### Data excerpts
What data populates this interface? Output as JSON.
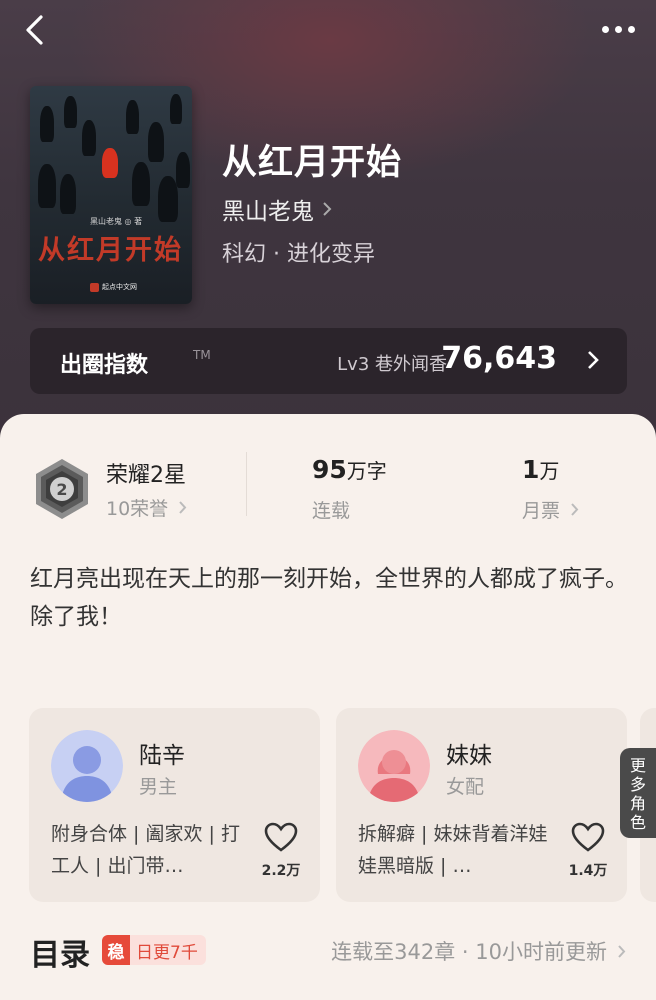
{
  "header": {
    "back_icon": "back-arrow-icon",
    "more_icon": "more-dots-icon"
  },
  "book": {
    "title": "从红月开始",
    "author": "黑山老鬼",
    "genre": "科幻 · 进化变异",
    "cover": {
      "title": "从红月开始",
      "author": "黑山老鬼 ◎ 著",
      "publisher": "起点中文网"
    }
  },
  "influence": {
    "label": "出圈指数",
    "tm": "TM",
    "level": "Lv3 巷外闻香",
    "value": "76,643"
  },
  "honor": {
    "title": "荣耀2星",
    "sub": "10荣誉",
    "medal_number": "2"
  },
  "stats": [
    {
      "value": "95",
      "unit": "万字",
      "label": "连载"
    },
    {
      "value": "1",
      "unit": "万",
      "label": "月票"
    }
  ],
  "synopsis": [
    "红月亮出现在天上的那一刻开始，全世界的人都成了疯子。",
    "除了我！"
  ],
  "characters": [
    {
      "name": "陆辛",
      "role": "男主",
      "tags": "附身合体 | 阖家欢 | 打工人 | 出门带…",
      "likes": "2.2万",
      "accent": "#7f93e0"
    },
    {
      "name": "妹妹",
      "role": "女配",
      "tags": "拆解癖 | 妹妹背着洋娃娃黑暗版 | …",
      "likes": "1.4万",
      "accent": "#e56a74"
    }
  ],
  "more_roles": [
    "更",
    "多",
    "角",
    "色"
  ],
  "toc": {
    "title": "目录",
    "badge_icon": "稳",
    "badge_text": "日更7千",
    "update": "连载至342章 · 10小时前更新"
  }
}
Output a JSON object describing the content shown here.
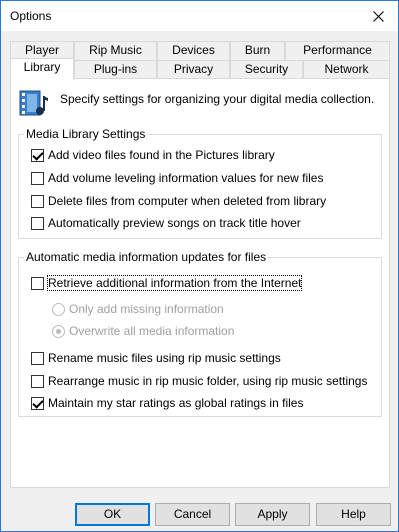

### Requirement
Copy every line of the data that holds the string "tags".

### Exercise result
      "tags": "附身合体 | 阖家欢 | 打工人 | 出门带…",
      "tags": "拆解癖 | 妹妹背着洋娃娃黑暗版 | …",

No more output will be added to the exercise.